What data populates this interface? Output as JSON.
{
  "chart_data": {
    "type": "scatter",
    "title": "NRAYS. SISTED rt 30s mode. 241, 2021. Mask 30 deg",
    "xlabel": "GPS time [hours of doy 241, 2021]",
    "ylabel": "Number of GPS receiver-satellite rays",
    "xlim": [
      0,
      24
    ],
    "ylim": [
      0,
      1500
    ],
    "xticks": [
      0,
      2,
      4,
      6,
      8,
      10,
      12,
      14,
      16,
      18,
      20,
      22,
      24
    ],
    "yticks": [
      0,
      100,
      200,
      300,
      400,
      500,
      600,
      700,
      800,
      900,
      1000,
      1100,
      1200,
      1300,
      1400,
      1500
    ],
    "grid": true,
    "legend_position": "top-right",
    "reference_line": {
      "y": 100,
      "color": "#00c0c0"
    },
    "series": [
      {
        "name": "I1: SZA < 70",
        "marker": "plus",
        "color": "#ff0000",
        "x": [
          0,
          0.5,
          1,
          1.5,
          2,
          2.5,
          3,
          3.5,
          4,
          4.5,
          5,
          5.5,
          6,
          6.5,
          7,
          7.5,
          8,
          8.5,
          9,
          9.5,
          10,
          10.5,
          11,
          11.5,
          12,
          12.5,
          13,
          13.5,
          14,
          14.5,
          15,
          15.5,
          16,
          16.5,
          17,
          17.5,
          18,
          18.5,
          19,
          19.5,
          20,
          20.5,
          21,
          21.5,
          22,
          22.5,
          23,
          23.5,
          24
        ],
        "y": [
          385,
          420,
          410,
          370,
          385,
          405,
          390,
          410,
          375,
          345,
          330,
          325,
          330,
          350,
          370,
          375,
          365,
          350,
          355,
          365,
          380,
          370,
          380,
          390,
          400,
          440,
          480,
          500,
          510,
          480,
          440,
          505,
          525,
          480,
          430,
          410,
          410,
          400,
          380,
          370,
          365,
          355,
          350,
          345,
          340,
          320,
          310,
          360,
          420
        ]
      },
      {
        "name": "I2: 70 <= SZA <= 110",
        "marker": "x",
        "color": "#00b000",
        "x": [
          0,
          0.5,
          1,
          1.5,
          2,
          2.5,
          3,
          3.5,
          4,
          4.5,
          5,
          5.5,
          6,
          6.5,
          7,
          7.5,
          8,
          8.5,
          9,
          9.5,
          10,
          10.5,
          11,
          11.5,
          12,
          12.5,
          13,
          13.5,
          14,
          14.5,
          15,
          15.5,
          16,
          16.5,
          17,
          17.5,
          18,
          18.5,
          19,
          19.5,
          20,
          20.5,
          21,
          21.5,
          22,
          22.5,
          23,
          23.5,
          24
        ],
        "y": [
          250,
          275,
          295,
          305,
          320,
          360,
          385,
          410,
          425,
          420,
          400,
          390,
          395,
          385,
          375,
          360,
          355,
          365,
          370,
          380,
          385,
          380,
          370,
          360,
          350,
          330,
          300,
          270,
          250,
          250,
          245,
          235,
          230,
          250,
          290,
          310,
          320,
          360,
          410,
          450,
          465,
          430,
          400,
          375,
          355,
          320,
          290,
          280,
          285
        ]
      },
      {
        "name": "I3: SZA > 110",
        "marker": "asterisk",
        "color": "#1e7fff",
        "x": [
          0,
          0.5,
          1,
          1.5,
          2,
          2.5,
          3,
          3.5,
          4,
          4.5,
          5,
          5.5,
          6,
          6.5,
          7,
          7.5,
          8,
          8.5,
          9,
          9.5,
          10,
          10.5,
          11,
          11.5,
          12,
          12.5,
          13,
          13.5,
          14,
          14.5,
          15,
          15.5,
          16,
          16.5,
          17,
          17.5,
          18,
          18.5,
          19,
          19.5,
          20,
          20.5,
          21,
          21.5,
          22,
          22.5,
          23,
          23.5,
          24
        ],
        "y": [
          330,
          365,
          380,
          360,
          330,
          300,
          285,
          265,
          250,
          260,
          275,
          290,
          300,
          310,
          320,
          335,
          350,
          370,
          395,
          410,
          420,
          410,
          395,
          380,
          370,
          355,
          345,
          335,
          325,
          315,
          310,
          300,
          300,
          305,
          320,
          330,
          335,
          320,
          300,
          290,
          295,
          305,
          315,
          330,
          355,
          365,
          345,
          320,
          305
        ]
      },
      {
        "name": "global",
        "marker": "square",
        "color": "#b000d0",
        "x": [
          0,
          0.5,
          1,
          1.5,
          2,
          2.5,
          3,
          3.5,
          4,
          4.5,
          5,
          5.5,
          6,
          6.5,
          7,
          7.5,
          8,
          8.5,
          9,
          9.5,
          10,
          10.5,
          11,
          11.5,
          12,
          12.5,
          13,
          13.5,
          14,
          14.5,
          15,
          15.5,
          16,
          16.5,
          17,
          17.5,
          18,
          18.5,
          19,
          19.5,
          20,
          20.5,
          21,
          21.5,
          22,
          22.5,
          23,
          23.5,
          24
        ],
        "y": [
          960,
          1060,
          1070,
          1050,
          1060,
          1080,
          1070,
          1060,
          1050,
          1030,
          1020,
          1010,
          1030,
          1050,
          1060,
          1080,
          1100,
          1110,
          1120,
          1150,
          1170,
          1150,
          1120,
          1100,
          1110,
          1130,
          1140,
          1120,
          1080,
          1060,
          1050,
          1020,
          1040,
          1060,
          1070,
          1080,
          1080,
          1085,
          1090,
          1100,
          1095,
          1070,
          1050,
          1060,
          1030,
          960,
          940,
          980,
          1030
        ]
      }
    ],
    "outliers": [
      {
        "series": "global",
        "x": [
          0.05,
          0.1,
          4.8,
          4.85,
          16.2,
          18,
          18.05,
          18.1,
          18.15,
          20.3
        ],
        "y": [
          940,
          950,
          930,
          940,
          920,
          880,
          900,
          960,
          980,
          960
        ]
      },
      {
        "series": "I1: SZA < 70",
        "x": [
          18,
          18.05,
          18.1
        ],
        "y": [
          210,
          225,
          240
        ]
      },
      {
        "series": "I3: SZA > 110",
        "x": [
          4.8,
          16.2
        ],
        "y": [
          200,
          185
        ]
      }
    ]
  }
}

---

What the exercise asks | Track down every line of the material containing the string "color", and copy it.

Written response |
      "color": "#00c0c0"
        "color": "#ff0000",
        "color": "#00b000",
        "color": "#1e7fff",
        "color": "#b000d0",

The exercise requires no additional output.